Element and coordinate listing
--- --- ---

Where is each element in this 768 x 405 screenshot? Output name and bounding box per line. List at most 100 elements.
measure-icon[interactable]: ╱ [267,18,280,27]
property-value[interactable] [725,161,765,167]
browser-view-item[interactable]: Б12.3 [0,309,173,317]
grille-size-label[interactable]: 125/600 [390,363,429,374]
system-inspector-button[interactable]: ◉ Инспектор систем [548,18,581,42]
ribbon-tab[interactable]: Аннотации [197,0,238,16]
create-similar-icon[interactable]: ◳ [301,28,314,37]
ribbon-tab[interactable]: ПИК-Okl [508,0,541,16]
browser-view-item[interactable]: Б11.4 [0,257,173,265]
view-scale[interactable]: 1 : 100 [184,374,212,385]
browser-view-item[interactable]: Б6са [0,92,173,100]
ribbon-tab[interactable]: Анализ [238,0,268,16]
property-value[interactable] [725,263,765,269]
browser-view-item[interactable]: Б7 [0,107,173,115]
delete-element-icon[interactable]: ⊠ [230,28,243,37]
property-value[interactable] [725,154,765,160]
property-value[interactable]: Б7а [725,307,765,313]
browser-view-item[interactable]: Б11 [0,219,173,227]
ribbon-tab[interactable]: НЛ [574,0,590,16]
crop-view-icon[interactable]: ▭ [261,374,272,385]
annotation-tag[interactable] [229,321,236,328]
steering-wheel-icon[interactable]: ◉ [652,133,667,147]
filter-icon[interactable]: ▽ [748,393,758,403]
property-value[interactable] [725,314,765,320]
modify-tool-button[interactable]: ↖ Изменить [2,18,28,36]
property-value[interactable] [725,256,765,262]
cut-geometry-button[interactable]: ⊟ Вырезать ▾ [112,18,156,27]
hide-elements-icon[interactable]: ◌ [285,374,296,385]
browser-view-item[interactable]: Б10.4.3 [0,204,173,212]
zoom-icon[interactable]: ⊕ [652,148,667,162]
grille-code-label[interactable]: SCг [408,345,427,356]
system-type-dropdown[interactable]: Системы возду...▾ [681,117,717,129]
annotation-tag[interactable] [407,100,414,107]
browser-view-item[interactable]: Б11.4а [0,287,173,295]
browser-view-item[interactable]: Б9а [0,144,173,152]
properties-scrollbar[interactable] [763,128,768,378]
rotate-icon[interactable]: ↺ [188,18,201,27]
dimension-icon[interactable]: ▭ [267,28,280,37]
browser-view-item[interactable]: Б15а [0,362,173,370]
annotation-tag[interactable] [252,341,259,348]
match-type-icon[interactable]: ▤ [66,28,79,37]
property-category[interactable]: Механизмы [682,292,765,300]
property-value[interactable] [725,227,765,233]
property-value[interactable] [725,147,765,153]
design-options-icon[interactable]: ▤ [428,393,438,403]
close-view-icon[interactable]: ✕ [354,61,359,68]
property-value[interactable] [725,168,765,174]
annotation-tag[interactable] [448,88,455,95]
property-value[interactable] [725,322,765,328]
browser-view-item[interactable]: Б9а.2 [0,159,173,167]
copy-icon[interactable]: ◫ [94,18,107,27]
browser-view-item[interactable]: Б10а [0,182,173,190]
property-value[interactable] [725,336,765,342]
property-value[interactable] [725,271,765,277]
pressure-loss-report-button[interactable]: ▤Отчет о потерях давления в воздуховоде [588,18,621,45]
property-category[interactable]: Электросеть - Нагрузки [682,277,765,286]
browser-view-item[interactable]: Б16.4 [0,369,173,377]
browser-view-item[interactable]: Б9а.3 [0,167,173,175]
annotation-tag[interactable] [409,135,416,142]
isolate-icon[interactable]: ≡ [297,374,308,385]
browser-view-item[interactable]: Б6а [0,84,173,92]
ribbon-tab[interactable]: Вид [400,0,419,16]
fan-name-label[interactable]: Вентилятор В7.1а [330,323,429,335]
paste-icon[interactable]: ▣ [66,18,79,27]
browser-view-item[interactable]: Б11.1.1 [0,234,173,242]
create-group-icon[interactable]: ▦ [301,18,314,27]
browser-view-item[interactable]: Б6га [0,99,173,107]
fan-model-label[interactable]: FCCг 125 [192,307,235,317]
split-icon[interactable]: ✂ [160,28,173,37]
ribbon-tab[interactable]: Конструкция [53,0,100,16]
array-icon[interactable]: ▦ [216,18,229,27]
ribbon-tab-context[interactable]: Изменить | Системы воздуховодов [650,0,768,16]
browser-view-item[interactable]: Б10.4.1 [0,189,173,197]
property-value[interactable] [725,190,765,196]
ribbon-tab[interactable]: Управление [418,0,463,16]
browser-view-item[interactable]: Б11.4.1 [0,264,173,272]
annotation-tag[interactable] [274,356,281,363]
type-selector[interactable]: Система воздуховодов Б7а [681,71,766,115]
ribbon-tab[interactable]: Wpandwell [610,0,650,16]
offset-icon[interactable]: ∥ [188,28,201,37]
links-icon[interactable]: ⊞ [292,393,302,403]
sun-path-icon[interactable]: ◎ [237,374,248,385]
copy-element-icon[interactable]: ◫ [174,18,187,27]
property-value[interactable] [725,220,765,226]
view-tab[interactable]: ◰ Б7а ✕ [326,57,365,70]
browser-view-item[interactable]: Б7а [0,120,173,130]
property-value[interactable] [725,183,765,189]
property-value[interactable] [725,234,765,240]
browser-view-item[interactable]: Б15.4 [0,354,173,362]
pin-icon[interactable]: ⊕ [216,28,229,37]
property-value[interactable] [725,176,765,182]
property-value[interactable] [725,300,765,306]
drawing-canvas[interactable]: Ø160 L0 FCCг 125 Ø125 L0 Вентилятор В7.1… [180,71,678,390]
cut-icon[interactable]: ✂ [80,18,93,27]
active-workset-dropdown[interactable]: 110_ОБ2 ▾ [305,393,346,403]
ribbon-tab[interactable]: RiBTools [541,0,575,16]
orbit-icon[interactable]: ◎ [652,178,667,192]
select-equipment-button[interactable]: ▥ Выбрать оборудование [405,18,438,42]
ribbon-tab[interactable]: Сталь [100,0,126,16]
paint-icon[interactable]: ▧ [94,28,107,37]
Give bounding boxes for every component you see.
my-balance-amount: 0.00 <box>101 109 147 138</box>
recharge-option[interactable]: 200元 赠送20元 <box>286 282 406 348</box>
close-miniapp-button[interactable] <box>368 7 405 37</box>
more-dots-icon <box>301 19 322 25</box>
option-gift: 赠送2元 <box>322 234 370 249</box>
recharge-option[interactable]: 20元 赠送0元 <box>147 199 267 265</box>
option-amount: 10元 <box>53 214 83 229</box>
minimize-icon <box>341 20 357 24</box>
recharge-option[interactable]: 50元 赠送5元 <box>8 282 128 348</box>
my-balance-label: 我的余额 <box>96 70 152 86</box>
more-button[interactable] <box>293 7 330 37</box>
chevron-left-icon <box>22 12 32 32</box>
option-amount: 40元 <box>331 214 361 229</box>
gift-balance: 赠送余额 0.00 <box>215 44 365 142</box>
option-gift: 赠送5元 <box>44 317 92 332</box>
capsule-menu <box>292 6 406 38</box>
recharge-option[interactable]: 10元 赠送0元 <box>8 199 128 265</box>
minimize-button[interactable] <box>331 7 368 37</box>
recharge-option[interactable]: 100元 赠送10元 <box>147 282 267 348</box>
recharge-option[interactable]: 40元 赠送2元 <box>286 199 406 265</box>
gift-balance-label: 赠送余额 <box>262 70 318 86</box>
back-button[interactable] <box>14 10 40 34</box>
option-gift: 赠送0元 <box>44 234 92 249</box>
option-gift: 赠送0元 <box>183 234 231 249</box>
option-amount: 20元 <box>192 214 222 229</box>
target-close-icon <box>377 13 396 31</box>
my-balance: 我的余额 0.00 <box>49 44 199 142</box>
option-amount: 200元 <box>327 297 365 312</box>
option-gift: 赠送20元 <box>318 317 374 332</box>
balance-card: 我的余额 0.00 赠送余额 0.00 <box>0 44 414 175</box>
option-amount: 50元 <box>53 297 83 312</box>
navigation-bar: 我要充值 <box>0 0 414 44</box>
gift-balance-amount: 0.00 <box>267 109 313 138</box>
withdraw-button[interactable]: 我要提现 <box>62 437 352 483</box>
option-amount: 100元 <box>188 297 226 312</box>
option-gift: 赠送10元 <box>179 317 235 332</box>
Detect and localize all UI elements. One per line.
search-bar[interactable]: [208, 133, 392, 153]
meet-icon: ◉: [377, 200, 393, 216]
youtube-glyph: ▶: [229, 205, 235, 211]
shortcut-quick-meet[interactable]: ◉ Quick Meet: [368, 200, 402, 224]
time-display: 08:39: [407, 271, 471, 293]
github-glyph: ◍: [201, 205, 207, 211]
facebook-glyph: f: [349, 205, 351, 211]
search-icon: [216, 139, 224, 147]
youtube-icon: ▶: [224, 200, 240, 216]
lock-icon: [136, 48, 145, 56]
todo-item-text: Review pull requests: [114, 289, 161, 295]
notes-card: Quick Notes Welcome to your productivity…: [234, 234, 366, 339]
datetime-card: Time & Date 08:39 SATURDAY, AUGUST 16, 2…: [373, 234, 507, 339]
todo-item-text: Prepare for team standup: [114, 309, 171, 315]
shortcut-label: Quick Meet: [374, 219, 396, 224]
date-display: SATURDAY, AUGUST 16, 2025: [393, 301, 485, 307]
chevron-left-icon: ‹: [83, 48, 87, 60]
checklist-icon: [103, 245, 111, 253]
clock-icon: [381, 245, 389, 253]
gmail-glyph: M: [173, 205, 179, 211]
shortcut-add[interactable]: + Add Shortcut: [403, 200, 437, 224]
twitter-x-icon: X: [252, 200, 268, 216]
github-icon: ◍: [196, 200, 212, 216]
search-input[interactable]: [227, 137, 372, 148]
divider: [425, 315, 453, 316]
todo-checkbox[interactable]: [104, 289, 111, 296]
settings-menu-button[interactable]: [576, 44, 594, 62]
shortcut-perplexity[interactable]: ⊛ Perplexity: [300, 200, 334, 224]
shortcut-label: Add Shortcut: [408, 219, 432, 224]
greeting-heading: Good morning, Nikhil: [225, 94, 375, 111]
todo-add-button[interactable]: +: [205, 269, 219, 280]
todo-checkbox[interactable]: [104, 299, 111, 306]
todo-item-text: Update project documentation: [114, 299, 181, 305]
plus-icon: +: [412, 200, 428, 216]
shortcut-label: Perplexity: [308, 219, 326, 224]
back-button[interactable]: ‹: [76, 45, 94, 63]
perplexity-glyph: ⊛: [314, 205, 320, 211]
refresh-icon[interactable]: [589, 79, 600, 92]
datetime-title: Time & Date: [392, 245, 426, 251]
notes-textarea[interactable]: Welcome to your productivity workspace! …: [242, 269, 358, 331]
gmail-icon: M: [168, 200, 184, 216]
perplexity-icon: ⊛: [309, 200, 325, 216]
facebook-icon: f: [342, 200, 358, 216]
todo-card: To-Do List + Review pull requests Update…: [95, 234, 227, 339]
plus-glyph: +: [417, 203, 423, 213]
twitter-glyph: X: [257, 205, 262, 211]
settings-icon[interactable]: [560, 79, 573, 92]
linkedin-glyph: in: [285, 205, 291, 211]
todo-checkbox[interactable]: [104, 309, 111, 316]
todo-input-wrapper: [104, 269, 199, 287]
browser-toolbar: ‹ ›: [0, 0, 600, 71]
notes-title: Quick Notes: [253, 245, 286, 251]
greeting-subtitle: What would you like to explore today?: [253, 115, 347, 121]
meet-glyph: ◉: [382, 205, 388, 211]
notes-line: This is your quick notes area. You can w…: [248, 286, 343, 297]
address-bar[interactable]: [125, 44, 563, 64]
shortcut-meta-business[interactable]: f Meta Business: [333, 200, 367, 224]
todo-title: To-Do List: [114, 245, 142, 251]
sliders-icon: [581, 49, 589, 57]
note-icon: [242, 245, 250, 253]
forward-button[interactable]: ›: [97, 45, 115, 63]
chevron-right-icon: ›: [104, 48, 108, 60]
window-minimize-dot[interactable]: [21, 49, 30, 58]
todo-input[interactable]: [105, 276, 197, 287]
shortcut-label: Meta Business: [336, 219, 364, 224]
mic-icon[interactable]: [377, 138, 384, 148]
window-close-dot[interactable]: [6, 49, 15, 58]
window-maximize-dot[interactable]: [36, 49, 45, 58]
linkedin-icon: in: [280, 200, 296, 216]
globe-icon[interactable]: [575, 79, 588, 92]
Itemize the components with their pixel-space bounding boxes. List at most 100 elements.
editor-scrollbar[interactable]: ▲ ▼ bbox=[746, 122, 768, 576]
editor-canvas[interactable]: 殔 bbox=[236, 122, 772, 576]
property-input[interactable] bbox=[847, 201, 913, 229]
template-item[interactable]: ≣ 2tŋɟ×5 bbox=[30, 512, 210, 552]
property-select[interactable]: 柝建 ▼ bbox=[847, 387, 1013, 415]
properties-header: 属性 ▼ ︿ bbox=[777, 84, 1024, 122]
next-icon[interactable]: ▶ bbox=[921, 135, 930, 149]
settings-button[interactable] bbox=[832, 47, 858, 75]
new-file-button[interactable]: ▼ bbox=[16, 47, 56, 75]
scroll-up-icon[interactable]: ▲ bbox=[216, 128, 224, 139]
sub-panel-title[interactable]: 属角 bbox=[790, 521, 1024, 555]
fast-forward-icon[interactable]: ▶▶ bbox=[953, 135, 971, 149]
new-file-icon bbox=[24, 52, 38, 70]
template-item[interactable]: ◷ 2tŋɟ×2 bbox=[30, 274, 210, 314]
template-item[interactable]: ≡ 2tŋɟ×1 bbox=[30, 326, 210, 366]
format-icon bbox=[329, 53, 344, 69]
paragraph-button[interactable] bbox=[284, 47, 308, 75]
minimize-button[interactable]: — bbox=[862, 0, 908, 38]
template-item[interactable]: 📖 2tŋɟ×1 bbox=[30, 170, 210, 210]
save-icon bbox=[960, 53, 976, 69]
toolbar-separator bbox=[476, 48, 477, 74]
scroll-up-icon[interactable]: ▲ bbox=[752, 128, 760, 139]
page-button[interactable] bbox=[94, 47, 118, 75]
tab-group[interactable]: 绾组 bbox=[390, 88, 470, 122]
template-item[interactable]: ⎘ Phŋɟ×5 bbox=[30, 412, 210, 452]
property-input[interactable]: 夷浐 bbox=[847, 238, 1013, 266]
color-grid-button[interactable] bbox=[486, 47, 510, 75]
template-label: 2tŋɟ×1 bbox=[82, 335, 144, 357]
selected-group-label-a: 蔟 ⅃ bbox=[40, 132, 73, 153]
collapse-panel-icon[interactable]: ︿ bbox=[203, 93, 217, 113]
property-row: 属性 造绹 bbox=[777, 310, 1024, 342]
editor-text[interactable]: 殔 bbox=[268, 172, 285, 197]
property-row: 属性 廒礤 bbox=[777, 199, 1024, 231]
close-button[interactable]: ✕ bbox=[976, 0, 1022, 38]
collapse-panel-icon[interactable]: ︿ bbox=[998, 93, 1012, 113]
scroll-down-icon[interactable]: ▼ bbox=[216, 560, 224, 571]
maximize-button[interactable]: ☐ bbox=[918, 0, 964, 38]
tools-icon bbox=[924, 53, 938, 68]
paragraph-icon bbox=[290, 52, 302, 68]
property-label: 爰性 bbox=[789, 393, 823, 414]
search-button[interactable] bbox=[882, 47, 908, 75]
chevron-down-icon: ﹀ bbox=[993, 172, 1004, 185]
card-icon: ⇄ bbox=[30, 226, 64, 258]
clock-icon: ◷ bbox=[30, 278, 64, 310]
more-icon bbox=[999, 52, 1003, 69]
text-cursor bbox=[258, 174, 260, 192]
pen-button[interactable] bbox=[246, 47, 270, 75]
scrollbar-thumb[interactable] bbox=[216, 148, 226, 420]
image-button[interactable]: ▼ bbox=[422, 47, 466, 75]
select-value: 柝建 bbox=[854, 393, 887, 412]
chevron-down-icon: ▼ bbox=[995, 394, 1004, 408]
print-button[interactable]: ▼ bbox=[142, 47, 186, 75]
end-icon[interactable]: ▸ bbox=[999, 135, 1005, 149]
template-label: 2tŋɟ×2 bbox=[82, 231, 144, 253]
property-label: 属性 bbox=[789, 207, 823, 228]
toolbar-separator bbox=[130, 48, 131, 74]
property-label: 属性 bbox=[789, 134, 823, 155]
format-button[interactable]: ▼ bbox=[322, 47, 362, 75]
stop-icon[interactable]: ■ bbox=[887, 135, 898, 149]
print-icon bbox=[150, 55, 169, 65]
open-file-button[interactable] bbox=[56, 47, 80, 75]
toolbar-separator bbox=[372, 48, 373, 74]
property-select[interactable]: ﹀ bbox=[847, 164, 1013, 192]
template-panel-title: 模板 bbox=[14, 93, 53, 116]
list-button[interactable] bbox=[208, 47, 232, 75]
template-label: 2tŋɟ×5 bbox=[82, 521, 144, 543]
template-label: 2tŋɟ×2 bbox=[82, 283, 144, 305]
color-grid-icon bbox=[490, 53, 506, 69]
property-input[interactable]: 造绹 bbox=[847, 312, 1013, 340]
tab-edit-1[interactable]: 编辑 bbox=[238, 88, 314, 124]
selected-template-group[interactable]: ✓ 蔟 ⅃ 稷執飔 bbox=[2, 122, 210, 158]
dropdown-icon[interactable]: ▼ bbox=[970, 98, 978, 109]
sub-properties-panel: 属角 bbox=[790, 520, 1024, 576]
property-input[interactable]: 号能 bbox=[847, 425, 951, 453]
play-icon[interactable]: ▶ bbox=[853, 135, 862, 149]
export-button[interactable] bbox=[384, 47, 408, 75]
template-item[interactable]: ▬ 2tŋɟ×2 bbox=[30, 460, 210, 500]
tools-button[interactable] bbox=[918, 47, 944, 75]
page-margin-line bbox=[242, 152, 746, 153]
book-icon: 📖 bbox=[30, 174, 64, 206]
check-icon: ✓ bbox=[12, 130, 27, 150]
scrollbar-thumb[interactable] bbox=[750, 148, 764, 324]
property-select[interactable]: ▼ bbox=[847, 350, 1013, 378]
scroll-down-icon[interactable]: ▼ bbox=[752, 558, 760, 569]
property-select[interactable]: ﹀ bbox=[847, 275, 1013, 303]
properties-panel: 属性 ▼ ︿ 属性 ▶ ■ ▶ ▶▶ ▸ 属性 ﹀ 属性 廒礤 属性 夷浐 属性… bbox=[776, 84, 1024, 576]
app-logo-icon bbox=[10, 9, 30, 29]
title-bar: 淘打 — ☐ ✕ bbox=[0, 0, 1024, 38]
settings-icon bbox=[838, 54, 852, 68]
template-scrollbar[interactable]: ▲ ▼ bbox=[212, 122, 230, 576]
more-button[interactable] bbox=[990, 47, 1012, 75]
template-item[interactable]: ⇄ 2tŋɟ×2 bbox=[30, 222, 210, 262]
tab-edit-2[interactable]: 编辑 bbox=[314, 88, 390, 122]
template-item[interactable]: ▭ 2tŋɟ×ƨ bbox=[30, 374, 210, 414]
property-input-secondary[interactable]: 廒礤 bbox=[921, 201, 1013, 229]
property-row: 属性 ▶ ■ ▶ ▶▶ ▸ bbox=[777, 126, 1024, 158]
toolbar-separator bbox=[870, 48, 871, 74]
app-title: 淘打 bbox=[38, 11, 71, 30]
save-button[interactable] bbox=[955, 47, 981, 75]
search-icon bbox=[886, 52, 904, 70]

--- --- ---

Aim. Starting at the beginning of the listing and going on through the line with "property-value[interactable]: Б7а [725,307,765,313]", rename "property-value" to "property-field" and write those lines out again with nothing else changed.

Result of the task.
Where is each element in this 768 x 405 screenshot? Output name and bounding box per line. List at most 100 elements.
measure-icon[interactable]: ╱ [267,18,280,27]
property-field[interactable] [725,161,765,167]
browser-view-item[interactable]: Б12.3 [0,309,173,317]
grille-size-label[interactable]: 125/600 [390,363,429,374]
system-inspector-button[interactable]: ◉ Инспектор систем [548,18,581,42]
ribbon-tab[interactable]: Аннотации [197,0,238,16]
create-similar-icon[interactable]: ◳ [301,28,314,37]
ribbon-tab[interactable]: ПИК-Okl [508,0,541,16]
browser-view-item[interactable]: Б11.4 [0,257,173,265]
view-scale[interactable]: 1 : 100 [184,374,212,385]
browser-view-item[interactable]: Б6са [0,92,173,100]
ribbon-tab[interactable]: Анализ [238,0,268,16]
property-field[interactable] [725,263,765,269]
browser-view-item[interactable]: Б7 [0,107,173,115]
delete-element-icon[interactable]: ⊠ [230,28,243,37]
property-field[interactable] [725,154,765,160]
property-field[interactable]: Б7а [725,307,765,313]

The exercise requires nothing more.